--- Records provided ---

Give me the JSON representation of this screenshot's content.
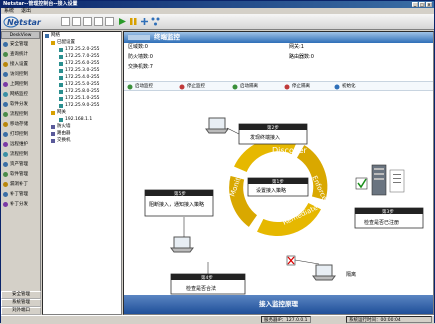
{
  "window": {
    "title": "Netstar--管理控制台--接入设置"
  },
  "menu": [
    "系统",
    "退出"
  ],
  "logo": {
    "text": "Netstar"
  },
  "leftnav": {
    "header": "DeskView",
    "items": [
      "安全管理",
      "查询统计",
      "接入设置",
      "访问控制",
      "上网控制",
      "网络监控",
      "软件分发",
      "流程控制",
      "移动存储",
      "打印控制",
      "远程维护",
      "流程控制",
      "资产管理",
      "软件管理",
      "漏洞补丁",
      "补丁管理",
      "补丁分发"
    ],
    "bottom": [
      "安全管理",
      "系统管理",
      "刘外端口"
    ]
  },
  "tree": {
    "root": "网络",
    "group1": "已配设置",
    "ranges": [
      "172.25.2.0-255",
      "172.25.7.0-255",
      "172.25.6.0-255",
      "172.25.3.0-255",
      "172.25.4.0-255",
      "172.25.5.0-255",
      "172.25.8.0-255",
      "172.25.1.0-255",
      "172.25.9.0-255"
    ],
    "group2": "网关",
    "gateway_ip": "192.168.1.1",
    "others": [
      "防火墙",
      "路由器",
      "交换机"
    ]
  },
  "main": {
    "header": "终端监控",
    "info": {
      "zone_label": "区域数:",
      "zone_value": "0",
      "gateway_label": "网关:",
      "gateway_value": "1",
      "firewall_label": "防火墙数:",
      "firewall_value": "0",
      "router_label": "路由器数:",
      "router_value": "0",
      "switch_label": "交换机数:",
      "switch_value": "7"
    },
    "actions": [
      "启动监控",
      "停止监控",
      "启动隔离",
      "停止隔离",
      "初始化"
    ],
    "footer": "接入监控原理"
  },
  "diagram": {
    "step1_title": "第1步",
    "step1_text": "设置接入策略",
    "step2_title": "第2步",
    "step2_text": "发现终端接入",
    "step3_title": "第3步",
    "step3_text": "检查是否已注册",
    "step4_title": "第4步",
    "step4_text": "检查是否合法",
    "step5_title": "第5步",
    "step5_text": "阻断接入，通知接入策略",
    "ring": [
      "Discover",
      "Enforce",
      "Remediate",
      "Monitor"
    ],
    "isolate_label": "隔离"
  },
  "status": {
    "server_label": "服务器IP：",
    "server_ip": "127.0.0.1",
    "time_label": "系统运行时间：",
    "time_value": "00:00:04"
  }
}
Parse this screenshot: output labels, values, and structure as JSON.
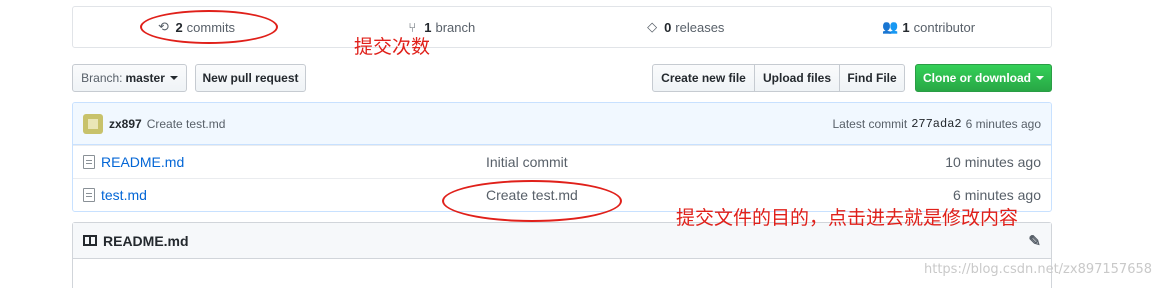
{
  "summary": {
    "commits": {
      "count": "2",
      "label": "commits",
      "icon": "history-icon"
    },
    "branches": {
      "count": "1",
      "label": "branch",
      "icon": "branch-icon"
    },
    "releases": {
      "count": "0",
      "label": "releases",
      "icon": "tag-icon"
    },
    "contributors": {
      "count": "1",
      "label": "contributor",
      "icon": "people-icon"
    }
  },
  "toolbar": {
    "branch_prefix": "Branch:",
    "branch_name": "master",
    "new_pr": "New pull request",
    "create_file": "Create new file",
    "upload_files": "Upload files",
    "find_file": "Find File",
    "clone": "Clone or download"
  },
  "latest_commit": {
    "author": "zx897",
    "message": "Create test.md",
    "prefix": "Latest commit",
    "sha": "277ada2",
    "age": "6 minutes ago"
  },
  "files": [
    {
      "name": "README.md",
      "message": "Initial commit",
      "age": "10 minutes ago"
    },
    {
      "name": "test.md",
      "message": "Create test.md",
      "age": "6 minutes ago"
    }
  ],
  "readme": {
    "title": "README.md"
  },
  "annotations": {
    "commits_note": "提交次数",
    "file_note": "提交文件的目的，点击进去就是修改内容",
    "color": "#e0201a"
  },
  "watermark": "https://blog.csdn.net/zx897157658"
}
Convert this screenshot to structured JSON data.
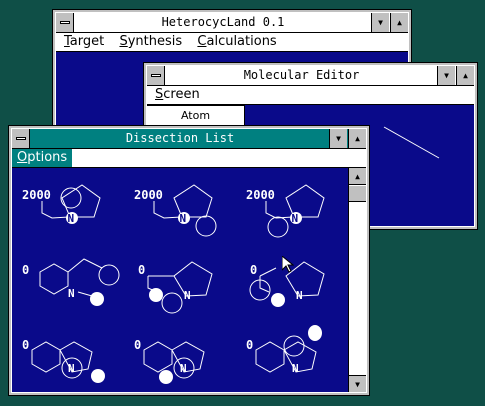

---

* [What you should do] Each line of the data is to be duplicated exactly; pictures stay out of the copy.

* [Response to the task]
Give me the JSON representation of this screenshot's content.
{
  "window": {
    "title": "Netstar--管理控制台--接入设置"
  },
  "menu": [
    "系统",
    "退出"
  ],
  "logo": {
    "text": "Netstar"
  },
  "leftnav": {
    "header": "DeskView",
    "items": [
      "安全管理",
      "查询统计",
      "接入设置",
      "访问控制",
      "上网控制",
      "网络监控",
      "软件分发",
      "流程控制",
      "移动存储",
      "打印控制",
      "远程维护",
      "流程控制",
      "资产管理",
      "软件管理",
      "漏洞补丁",
      "补丁管理",
      "补丁分发"
    ],
    "bottom": [
      "安全管理",
      "系统管理",
      "刘外端口"
    ]
  },
  "tree": {
    "root": "网络",
    "group1": "已配设置",
    "ranges": [
      "172.25.2.0-255",
      "172.25.7.0-255",
      "172.25.6.0-255",
      "172.25.3.0-255",
      "172.25.4.0-255",
      "172.25.5.0-255",
      "172.25.8.0-255",
      "172.25.1.0-255",
      "172.25.9.0-255"
    ],
    "group2": "网关",
    "gateway_ip": "192.168.1.1",
    "others": [
      "防火墙",
      "路由器",
      "交换机"
    ]
  },
  "main": {
    "header": "终端监控",
    "info": {
      "zone_label": "区域数:",
      "zone_value": "0",
      "gateway_label": "网关:",
      "gateway_value": "1",
      "firewall_label": "防火墙数:",
      "firewall_value": "0",
      "router_label": "路由器数:",
      "router_value": "0",
      "switch_label": "交换机数:",
      "switch_value": "7"
    },
    "actions": [
      "启动监控",
      "停止监控",
      "启动隔离",
      "停止隔离",
      "初始化"
    ],
    "footer": "接入监控原理"
  },
  "diagram": {
    "step1_title": "第1步",
    "step1_text": "设置接入策略",
    "step2_title": "第2步",
    "step2_text": "发现终端接入",
    "step3_title": "第3步",
    "step3_text": "检查是否已注册",
    "step4_title": "第4步",
    "step4_text": "检查是否合法",
    "step5_title": "第5步",
    "step5_text": "阻断接入，通知接入策略",
    "ring": [
      "Discover",
      "Enforce",
      "Remediate",
      "Monitor"
    ],
    "isolate_label": "隔离"
  },
  "status": {
    "server_label": "服务器IP：",
    "server_ip": "127.0.0.1",
    "time_label": "系统运行时间：",
    "time_value": "00:00:04"
  }
}
Parse this screenshot: output labels, values, and structure as JSON.
{
  "summary": {
    "commits": {
      "count": "2",
      "label": "commits",
      "icon": "history-icon"
    },
    "branches": {
      "count": "1",
      "label": "branch",
      "icon": "branch-icon"
    },
    "releases": {
      "count": "0",
      "label": "releases",
      "icon": "tag-icon"
    },
    "contributors": {
      "count": "1",
      "label": "contributor",
      "icon": "people-icon"
    }
  },
  "toolbar": {
    "branch_prefix": "Branch:",
    "branch_name": "master",
    "new_pr": "New pull request",
    "create_file": "Create new file",
    "upload_files": "Upload files",
    "find_file": "Find File",
    "clone": "Clone or download"
  },
  "latest_commit": {
    "author": "zx897",
    "message": "Create test.md",
    "prefix": "Latest commit",
    "sha": "277ada2",
    "age": "6 minutes ago"
  },
  "files": [
    {
      "name": "README.md",
      "message": "Initial commit",
      "age": "10 minutes ago"
    },
    {
      "name": "test.md",
      "message": "Create test.md",
      "age": "6 minutes ago"
    }
  ],
  "readme": {
    "title": "README.md"
  },
  "annotations": {
    "commits_note": "提交次数",
    "file_note": "提交文件的目的，点击进去就是修改内容",
    "color": "#e0201a"
  },
  "watermark": "https://blog.csdn.net/zx897157658"
}
Convert this screenshot to structured JSON data.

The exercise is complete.